Instruction: Please recast the lines below as a Markdown table with the columns No. and Entry, numbering each line and leaving out blank ones. Begin with the line containing "left-source-line2: (INTOSAI) <box>498" and continue through the line containing "category-label: PASAI (n=16) <box>518".

Given data:
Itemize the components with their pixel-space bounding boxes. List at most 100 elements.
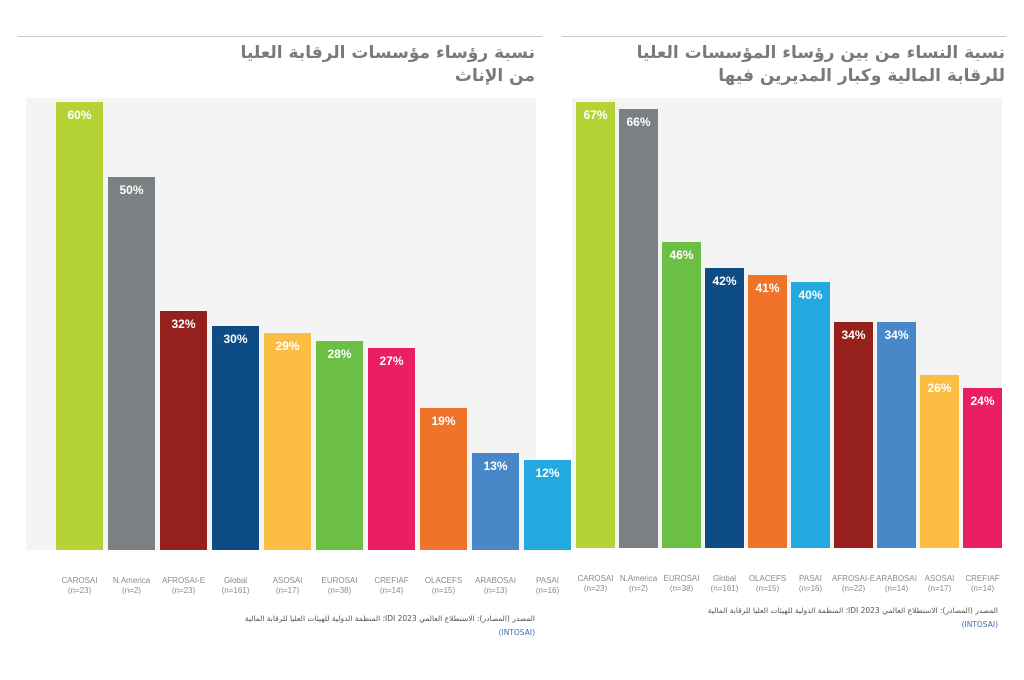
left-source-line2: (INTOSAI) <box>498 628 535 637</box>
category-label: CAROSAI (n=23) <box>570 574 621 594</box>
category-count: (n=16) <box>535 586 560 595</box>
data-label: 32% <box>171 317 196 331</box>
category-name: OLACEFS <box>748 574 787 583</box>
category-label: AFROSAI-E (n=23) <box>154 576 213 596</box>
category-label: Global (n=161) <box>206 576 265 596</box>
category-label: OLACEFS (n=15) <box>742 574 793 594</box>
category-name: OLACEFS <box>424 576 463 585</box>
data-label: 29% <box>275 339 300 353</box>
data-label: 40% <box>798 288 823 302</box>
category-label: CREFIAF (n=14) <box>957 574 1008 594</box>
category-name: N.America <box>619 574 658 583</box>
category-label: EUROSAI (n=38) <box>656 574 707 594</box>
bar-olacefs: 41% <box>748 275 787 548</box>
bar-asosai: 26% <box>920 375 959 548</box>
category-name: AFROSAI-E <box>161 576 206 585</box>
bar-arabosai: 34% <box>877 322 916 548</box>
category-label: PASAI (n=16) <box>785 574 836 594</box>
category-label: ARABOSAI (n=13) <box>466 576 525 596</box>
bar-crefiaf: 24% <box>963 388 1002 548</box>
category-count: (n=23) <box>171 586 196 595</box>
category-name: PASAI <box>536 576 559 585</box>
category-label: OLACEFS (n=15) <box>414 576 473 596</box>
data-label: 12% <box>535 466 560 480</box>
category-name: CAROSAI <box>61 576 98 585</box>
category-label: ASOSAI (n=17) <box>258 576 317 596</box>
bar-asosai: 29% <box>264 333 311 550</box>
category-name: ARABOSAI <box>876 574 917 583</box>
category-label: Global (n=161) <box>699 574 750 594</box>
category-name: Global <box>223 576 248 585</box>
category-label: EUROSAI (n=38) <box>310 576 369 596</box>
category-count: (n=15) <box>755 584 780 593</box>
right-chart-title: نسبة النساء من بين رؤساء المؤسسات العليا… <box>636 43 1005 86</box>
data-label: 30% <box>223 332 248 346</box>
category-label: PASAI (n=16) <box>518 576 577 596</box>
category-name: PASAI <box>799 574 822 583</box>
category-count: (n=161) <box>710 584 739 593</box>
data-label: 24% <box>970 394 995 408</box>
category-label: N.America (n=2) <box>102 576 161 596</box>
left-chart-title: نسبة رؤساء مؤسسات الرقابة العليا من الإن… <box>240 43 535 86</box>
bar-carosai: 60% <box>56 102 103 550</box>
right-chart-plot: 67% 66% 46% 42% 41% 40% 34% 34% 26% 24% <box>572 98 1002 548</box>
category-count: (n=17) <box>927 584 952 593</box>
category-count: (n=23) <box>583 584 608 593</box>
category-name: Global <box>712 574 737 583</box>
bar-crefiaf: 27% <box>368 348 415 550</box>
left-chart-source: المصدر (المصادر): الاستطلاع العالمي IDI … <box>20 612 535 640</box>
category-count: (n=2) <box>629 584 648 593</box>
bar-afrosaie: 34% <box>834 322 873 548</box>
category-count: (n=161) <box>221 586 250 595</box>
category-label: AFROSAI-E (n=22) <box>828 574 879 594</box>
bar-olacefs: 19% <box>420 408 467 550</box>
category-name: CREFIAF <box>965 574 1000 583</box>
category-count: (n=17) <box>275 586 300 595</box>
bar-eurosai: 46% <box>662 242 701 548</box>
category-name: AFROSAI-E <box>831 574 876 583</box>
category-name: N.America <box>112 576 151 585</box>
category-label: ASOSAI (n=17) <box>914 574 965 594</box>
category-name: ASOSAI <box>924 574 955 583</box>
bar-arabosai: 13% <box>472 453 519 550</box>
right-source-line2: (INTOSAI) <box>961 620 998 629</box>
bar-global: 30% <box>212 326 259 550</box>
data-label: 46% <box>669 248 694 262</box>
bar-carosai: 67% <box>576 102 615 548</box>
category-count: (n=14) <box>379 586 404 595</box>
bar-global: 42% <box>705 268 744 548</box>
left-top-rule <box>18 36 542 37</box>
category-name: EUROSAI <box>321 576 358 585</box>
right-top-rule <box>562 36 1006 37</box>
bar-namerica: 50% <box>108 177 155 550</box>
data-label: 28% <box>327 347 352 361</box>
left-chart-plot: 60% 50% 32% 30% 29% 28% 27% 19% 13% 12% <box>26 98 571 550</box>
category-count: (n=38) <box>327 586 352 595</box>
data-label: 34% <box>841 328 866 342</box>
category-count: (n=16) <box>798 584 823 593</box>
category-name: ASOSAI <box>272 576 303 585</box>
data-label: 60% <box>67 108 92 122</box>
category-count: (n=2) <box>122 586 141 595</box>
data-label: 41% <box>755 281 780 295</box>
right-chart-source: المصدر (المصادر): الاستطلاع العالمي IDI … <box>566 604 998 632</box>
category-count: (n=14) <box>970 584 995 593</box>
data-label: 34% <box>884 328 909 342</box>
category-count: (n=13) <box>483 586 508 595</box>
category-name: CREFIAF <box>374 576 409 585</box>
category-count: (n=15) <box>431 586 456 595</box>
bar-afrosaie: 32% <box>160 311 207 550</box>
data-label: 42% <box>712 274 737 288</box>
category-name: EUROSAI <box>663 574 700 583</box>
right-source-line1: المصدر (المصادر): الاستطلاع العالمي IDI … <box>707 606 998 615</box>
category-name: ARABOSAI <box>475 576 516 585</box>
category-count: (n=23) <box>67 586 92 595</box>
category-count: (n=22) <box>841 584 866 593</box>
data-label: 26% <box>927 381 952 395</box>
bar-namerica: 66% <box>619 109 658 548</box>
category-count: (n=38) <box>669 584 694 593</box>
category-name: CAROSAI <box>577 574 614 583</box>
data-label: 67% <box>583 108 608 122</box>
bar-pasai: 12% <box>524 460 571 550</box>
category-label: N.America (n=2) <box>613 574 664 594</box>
...
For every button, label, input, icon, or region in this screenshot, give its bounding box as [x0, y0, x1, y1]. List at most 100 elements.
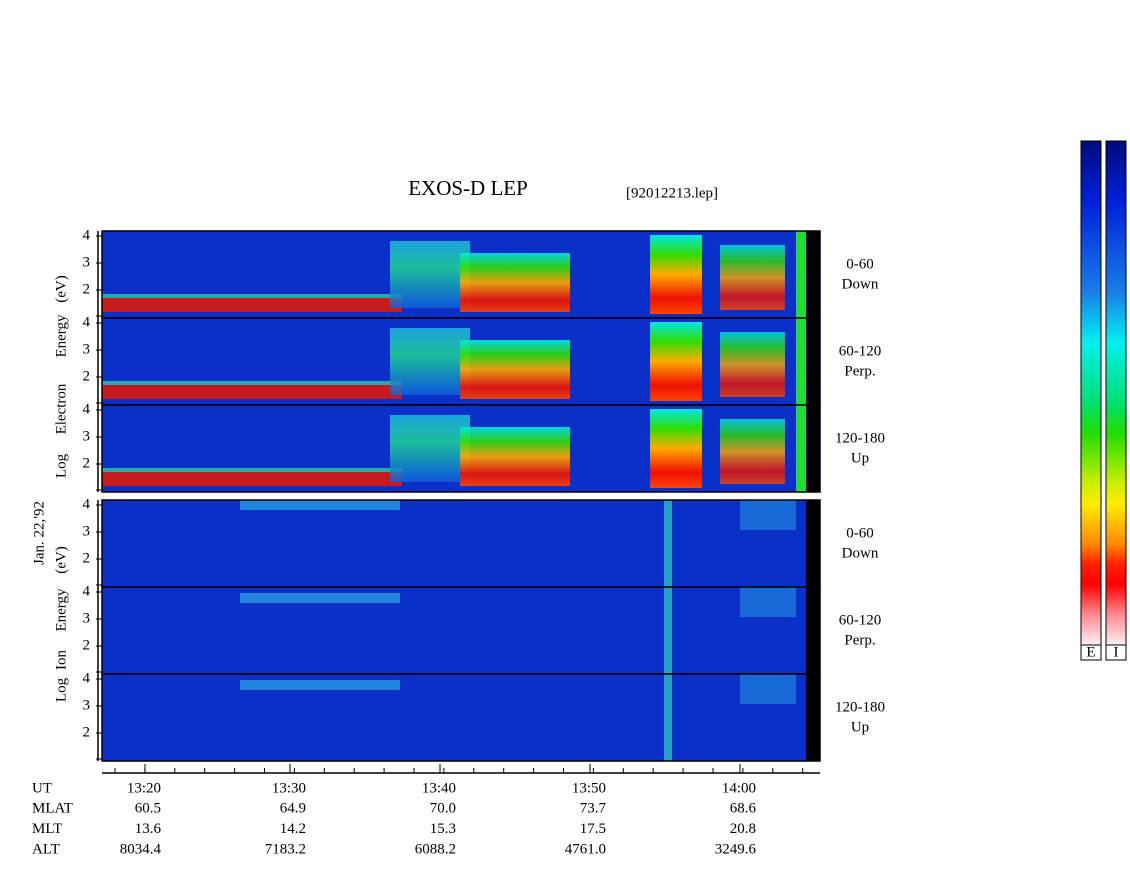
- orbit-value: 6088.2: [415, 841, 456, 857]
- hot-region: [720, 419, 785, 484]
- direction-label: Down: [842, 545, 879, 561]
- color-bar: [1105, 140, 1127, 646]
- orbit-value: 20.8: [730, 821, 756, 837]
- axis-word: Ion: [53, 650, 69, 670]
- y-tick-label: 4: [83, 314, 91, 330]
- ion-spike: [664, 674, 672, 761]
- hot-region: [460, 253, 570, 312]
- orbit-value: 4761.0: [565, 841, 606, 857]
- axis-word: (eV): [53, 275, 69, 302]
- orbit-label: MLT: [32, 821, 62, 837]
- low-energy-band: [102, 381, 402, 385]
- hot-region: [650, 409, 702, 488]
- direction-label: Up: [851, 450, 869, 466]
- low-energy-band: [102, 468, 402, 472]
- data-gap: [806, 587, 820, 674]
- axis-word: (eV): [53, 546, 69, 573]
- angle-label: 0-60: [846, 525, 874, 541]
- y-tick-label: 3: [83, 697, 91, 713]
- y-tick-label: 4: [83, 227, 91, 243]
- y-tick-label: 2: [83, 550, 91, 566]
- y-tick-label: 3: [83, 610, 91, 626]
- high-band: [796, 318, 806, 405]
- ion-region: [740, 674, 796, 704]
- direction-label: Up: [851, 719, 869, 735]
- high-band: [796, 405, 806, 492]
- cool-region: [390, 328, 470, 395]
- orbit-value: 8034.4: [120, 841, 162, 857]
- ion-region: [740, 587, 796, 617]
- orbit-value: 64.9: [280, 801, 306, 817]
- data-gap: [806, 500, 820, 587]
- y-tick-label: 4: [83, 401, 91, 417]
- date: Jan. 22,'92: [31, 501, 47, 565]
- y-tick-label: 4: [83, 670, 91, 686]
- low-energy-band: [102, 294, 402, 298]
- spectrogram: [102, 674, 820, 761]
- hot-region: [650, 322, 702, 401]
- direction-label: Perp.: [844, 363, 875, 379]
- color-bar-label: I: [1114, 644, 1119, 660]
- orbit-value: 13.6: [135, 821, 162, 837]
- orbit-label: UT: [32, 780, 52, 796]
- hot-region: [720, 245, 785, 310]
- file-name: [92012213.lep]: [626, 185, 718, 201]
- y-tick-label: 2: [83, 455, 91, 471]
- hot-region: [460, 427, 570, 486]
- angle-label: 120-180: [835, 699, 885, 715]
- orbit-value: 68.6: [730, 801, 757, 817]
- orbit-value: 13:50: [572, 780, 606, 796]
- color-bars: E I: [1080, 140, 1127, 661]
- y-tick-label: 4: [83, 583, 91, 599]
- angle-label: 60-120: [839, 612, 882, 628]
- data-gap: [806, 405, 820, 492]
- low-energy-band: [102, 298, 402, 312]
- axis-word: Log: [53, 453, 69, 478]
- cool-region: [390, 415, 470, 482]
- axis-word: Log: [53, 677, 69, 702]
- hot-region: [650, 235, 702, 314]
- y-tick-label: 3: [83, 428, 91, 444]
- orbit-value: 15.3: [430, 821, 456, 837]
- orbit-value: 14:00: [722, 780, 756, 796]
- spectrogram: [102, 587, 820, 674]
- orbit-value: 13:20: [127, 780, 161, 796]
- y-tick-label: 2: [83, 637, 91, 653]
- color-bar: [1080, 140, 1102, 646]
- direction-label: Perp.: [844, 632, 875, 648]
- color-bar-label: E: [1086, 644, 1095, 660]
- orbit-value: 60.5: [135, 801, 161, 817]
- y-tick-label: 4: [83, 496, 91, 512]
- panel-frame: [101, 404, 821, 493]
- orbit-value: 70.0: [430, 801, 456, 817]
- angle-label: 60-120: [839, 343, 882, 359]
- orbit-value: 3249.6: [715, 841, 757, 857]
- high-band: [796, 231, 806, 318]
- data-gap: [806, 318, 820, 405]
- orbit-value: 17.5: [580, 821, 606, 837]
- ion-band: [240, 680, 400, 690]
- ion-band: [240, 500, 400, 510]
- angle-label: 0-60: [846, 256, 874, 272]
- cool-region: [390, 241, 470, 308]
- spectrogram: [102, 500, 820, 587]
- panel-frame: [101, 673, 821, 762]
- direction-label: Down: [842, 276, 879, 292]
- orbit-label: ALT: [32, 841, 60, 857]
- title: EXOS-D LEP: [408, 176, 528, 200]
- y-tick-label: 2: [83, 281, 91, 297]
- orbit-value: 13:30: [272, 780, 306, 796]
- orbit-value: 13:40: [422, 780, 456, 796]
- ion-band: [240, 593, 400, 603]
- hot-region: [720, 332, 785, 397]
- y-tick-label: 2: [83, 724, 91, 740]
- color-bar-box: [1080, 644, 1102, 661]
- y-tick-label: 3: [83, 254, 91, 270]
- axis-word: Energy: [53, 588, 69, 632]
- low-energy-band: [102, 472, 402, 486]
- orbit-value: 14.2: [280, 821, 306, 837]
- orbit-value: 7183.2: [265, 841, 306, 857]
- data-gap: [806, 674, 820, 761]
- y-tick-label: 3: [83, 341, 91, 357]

Answer to this problem:
| No. | Entry |
|---|---|
| 1 | left-source-line2: (INTOSAI) <box>498 628 535 637</box> |
| 2 | category-label: CAROSAI (n=23) <box>570 574 621 594</box> |
| 3 | category-count: (n=16) <box>535 586 560 595</box> |
| 4 | data-label: 32% <box>171 317 196 331</box> |
| 5 | category-name: OLACEFS <box>748 574 787 583</box> |
| 6 | category-label: AFROSAI-E (n=23) <box>154 576 213 596</box> |
| 7 | category-label: Global (n=161) <box>206 576 265 596</box> |
| 8 | category-label: OLACEFS (n=15) <box>742 574 793 594</box> |
| 9 | category-name: OLACEFS <box>424 576 463 585</box> |
| 10 | data-label: 29% <box>275 339 300 353</box> |
| 11 | data-label: 40% <box>798 288 823 302</box> |
| 12 | category-label: CREFIAF (n=14) <box>957 574 1008 594</box> |
| 13 | category-name: N.America <box>619 574 658 583</box> |
| 14 | category-label: EUROSAI (n=38) <box>656 574 707 594</box> |
| 15 | bar-olacefs: 41% <box>748 275 787 548</box> |
| 16 | bar-asosai: 26% <box>920 375 959 548</box> |
| 17 | category-name: AFROSAI-E <box>161 576 206 585</box> |
| 18 | bar-arabosai: 34% <box>877 322 916 548</box> |
| 19 | category-label: PASAI (n=16) <box>785 574 836 594</box> |
| 20 | category-label: ARABOSAI (n=13) <box>466 576 525 596</box> |
| 21 | bar-crefiaf: 24% <box>963 388 1002 548</box> |
| 22 | category-count: (n=23) <box>171 586 196 595</box> |
| 23 | category-name: PASAI <box>536 576 559 585</box> |
| 24 | category-label: OLACEFS (n=15) <box>414 576 473 596</box> |
| 25 | data-label: 12% <box>535 466 560 480</box> |
| 26 | category-name: CAROSAI <box>61 576 98 585</box> |
| 27 | category-label: ASOSAI (n=17) <box>258 576 317 596</box> |
| 28 | bar-asosai: 29% <box>264 333 311 550</box> |
| 29 | category-name: ARABOSAI <box>876 574 917 583</box> |
| 30 | category-label: Global (n=161) <box>699 574 750 594</box> |
| 31 | category-name: Global <box>223 576 248 585</box> |
| 32 | category-label: EUROSAI (n=38) <box>310 576 369 596</box> |
| 33 | category-count: (n=15) <box>755 584 780 593</box> |
| 34 | right-chart-title: نسبة النساء من بين رؤساء المؤسسات العليا… <box>636 43 1005 86</box> |
| 35 | data-label: 30% <box>223 332 248 346</box> |
| 36 | category-label: PASAI (n=16) <box>518 576 577 596</box> |